TASKS:
a: In the column on the Speedway Grand Prix, what is the series called speedway's equivalent of?
b: Pick up the column on the Speedway Grand Prix after its last sentence and continue it in the same voice.

QUOTED PASSAGE:
·····

Jeff Scott on The Grand Prix
WITH the new British season now underway we won't have to wait long until the hype about speedway's equivalent of the travelling circus - the Speedway Grand Prix series - sparks back into life. During the season the SGP entourage will sweep into prestigious or obscure cities throughout Europe to stage the various usually dull World Championship rounds that nowadays comprise this competition. Superficially, there are lots of notionally important questions to be answered. Will Jason retain his crown? Can Nicki overcome last season's niggling succession of injuries, disputed refereeing decisions and falls to bounce back and regain the dominant form he showed throughout 2008? Is Emil Sayfutdinov a one-season wonder or is he the real deal? Can Chris Holder or Tai Woffinden make any impact on a regular basis during their debut seasons on the circuit? Is Fredrik Lindgren going to kick on? Ditto Andreas Jonsson or Hans Andersen? Leigh Adams suffered a dramatic sudden loss of form and desire - is this the sad trajectory that other veteran riders - like, say, Greg and Tomasz will follow before exiting ignominiously stage left? Or do they still have enough hunger and desire left in the tank to crack on and milk the sponsors for a good many seasons to come? Can Chris Harris fulfil the patriotic weight of expectation placed on his shoulders?

·····

EXTRACTED INFORMATION:

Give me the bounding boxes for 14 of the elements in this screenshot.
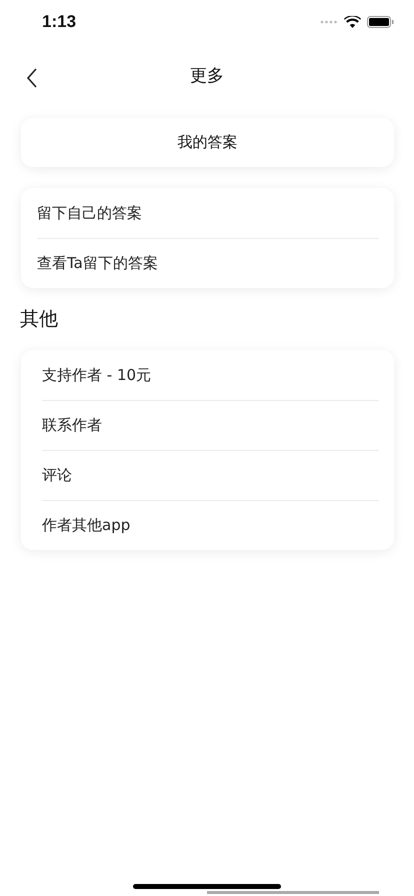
list-item[interactable]: 留下自己的答案: [37, 188, 379, 238]
battery-icon: [367, 16, 394, 28]
list-item[interactable]: 联系作者: [42, 400, 379, 450]
section-title: 其他: [20, 308, 58, 330]
page-title: 更多: [190, 65, 224, 88]
status-time: 1:13: [42, 12, 76, 32]
my-answers-button[interactable]: 我的答案: [21, 118, 394, 167]
back-icon: [26, 68, 38, 88]
wifi-icon: [344, 16, 361, 28]
list-item[interactable]: 作者其他app: [42, 500, 379, 550]
list-item[interactable]: 支持作者 - 10元: [42, 350, 379, 400]
list-item[interactable]: 查看Ta留下的答案: [37, 238, 379, 288]
list-item[interactable]: 评论: [42, 450, 379, 500]
signal-icon: [320, 20, 338, 24]
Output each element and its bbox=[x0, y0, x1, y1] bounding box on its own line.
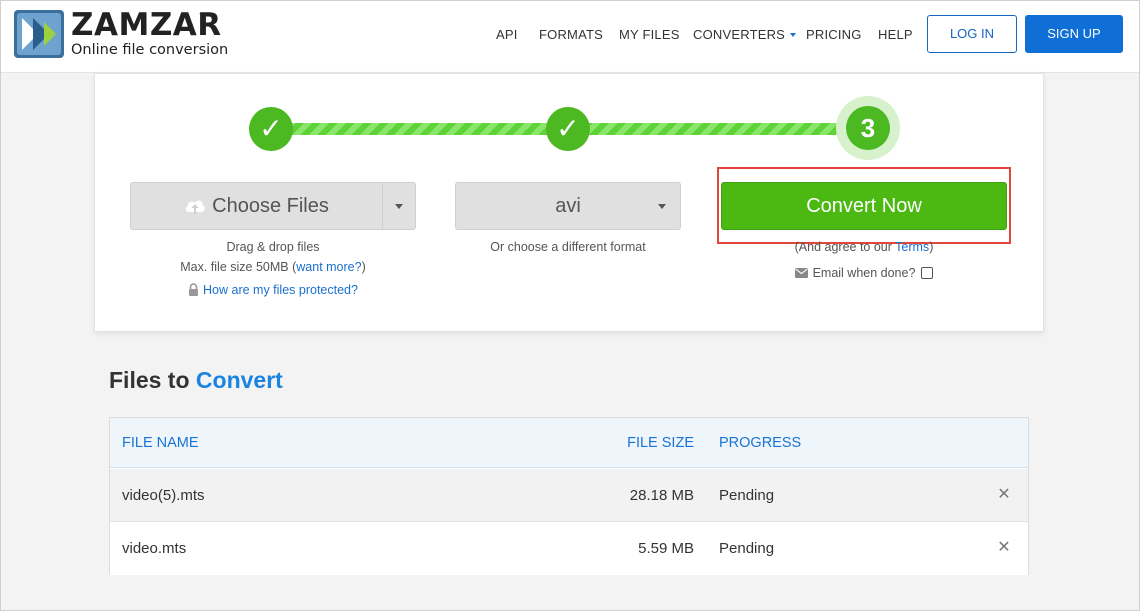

·····

THE ANSWERS:
a: The travelling circus.

b:
Though pertinent, all these questions are fluff and mere window-dressing, given that the SGP appears to be an organisation in crisis. The organisers and their advocates in the trade press are in denial and invariably brush aside various legitimate concerns as irrelevant or inconsequential as they seek to accentuate the positive. There are too many irksome issues to do anything more than briefly list some of them: poor track quality; bungled venue choice; lack of audited attendance figures; predictable race format; processional racing; lack of a credible qualification route; grace and favour selection of competitors; lack of drama and uncertainty about outcomes > the list could go on.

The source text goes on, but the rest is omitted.